Reproduce the entries in full, with no changes.

--- START RECORD EXCERPTS ---

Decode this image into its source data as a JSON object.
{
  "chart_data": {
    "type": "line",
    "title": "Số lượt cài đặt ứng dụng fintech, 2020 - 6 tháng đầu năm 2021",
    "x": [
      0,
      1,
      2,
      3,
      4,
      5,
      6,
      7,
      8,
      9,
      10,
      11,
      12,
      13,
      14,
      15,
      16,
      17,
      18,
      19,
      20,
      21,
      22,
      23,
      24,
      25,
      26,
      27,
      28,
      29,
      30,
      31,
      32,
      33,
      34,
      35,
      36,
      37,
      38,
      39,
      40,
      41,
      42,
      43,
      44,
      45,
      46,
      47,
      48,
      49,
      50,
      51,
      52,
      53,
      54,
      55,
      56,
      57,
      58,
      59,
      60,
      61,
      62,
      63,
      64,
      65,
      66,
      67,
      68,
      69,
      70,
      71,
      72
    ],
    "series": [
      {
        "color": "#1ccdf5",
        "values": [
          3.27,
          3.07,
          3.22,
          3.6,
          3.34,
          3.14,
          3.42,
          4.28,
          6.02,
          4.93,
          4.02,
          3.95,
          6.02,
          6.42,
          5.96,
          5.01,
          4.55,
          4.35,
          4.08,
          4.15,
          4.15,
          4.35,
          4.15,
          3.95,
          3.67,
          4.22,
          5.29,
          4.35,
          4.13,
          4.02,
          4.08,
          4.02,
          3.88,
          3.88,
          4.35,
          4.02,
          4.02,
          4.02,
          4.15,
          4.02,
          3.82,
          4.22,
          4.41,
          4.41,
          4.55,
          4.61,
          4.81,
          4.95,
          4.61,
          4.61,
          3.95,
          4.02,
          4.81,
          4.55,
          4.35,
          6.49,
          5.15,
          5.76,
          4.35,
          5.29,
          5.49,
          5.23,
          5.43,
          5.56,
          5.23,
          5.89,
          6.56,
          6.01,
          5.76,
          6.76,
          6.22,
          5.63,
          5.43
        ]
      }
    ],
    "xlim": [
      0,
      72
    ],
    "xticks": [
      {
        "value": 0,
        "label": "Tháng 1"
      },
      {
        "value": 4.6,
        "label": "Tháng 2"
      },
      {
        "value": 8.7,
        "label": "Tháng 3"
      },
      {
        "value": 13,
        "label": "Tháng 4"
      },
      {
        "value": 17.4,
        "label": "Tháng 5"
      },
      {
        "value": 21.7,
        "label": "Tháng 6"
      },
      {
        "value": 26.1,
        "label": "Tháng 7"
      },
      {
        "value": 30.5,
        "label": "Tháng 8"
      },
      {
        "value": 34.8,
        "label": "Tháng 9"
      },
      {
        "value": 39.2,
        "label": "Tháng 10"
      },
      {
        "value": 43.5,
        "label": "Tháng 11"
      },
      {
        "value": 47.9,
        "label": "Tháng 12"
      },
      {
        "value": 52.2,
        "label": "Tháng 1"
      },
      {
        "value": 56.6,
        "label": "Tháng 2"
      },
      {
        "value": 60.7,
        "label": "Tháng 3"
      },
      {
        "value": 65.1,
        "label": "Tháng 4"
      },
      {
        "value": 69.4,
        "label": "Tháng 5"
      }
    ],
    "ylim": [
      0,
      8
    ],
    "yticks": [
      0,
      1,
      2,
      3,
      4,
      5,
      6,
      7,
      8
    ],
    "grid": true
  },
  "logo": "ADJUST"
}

--- END RECORD EXCERPTS ---

» SOLUTION TO THIS EXERCISE
Decode this image into its source data as a JSON object.
{
  "chart_data": {
    "type": "line",
    "title": "Số lượt cài đặt ứng dụng fintech, 2020 - 6 tháng đầu năm 2021",
    "x": [
      0,
      1,
      2,
      3,
      4,
      5,
      6,
      7,
      8,
      9,
      10,
      11,
      12,
      13,
      14,
      15,
      16,
      17,
      18,
      19,
      20,
      21,
      22,
      23,
      24,
      25,
      26,
      27,
      28,
      29,
      30,
      31,
      32,
      33,
      34,
      35,
      36,
      37,
      38,
      39,
      40,
      41,
      42,
      43,
      44,
      45,
      46,
      47,
      48,
      49,
      50,
      51,
      52,
      53,
      54,
      55,
      56,
      57,
      58,
      59,
      60,
      61,
      62,
      63,
      64,
      65,
      66,
      67,
      68,
      69,
      70,
      71,
      72
    ],
    "series": [
      {
        "color": "#1ccdf5",
        "values": [
          3.27,
          3.07,
          3.22,
          3.6,
          3.34,
          3.14,
          3.42,
          4.28,
          6.02,
          4.93,
          4.02,
          3.95,
          6.02,
          6.42,
          5.96,
          5.01,
          4.55,
          4.35,
          4.08,
          4.15,
          4.15,
          4.35,
          4.15,
          3.95,
          3.67,
          4.22,
          5.29,
          4.35,
          4.13,
          4.02,
          4.08,
          4.02,
          3.88,
          3.88,
          4.35,
          4.02,
          4.02,
          4.02,
          4.15,
          4.02,
          3.82,
          4.22,
          4.41,
          4.41,
          4.55,
          4.61,
          4.81,
          4.95,
          4.61,
          4.61,
          3.95,
          4.02,
          4.81,
          4.55,
          4.35,
          6.49,
          5.15,
          5.76,
          4.35,
          5.29,
          5.49,
          5.23,
          5.43,
          5.56,
          5.23,
          5.89,
          6.56,
          6.01,
          5.76,
          6.76,
          6.22,
          5.63,
          5.43
        ]
      }
    ],
    "xlim": [
      0,
      72
    ],
    "xticks": [
      {
        "value": 0,
        "label": "Tháng 1"
      },
      {
        "value": 4.6,
        "label": "Tháng 2"
      },
      {
        "value": 8.7,
        "label": "Tháng 3"
      },
      {
        "value": 13,
        "label": "Tháng 4"
      },
      {
        "value": 17.4,
        "label": "Tháng 5"
      },
      {
        "value": 21.7,
        "label": "Tháng 6"
      },
      {
        "value": 26.1,
        "label": "Tháng 7"
      },
      {
        "value": 30.5,
        "label": "Tháng 8"
      },
      {
        "value": 34.8,
        "label": "Tháng 9"
      },
      {
        "value": 39.2,
        "label": "Tháng 10"
      },
      {
        "value": 43.5,
        "label": "Tháng 11"
      },
      {
        "value": 47.9,
        "label": "Tháng 12"
      },
      {
        "value": 52.2,
        "label": "Tháng 1"
      },
      {
        "value": 56.6,
        "label": "Tháng 2"
      },
      {
        "value": 60.7,
        "label": "Tháng 3"
      },
      {
        "value": 65.1,
        "label": "Tháng 4"
      },
      {
        "value": 69.4,
        "label": "Tháng 5"
      }
    ],
    "ylim": [
      0,
      8
    ],
    "yticks": [
      0,
      1,
      2,
      3,
      4,
      5,
      6,
      7,
      8
    ],
    "grid": true
  },
  "logo": "ADJUST"
}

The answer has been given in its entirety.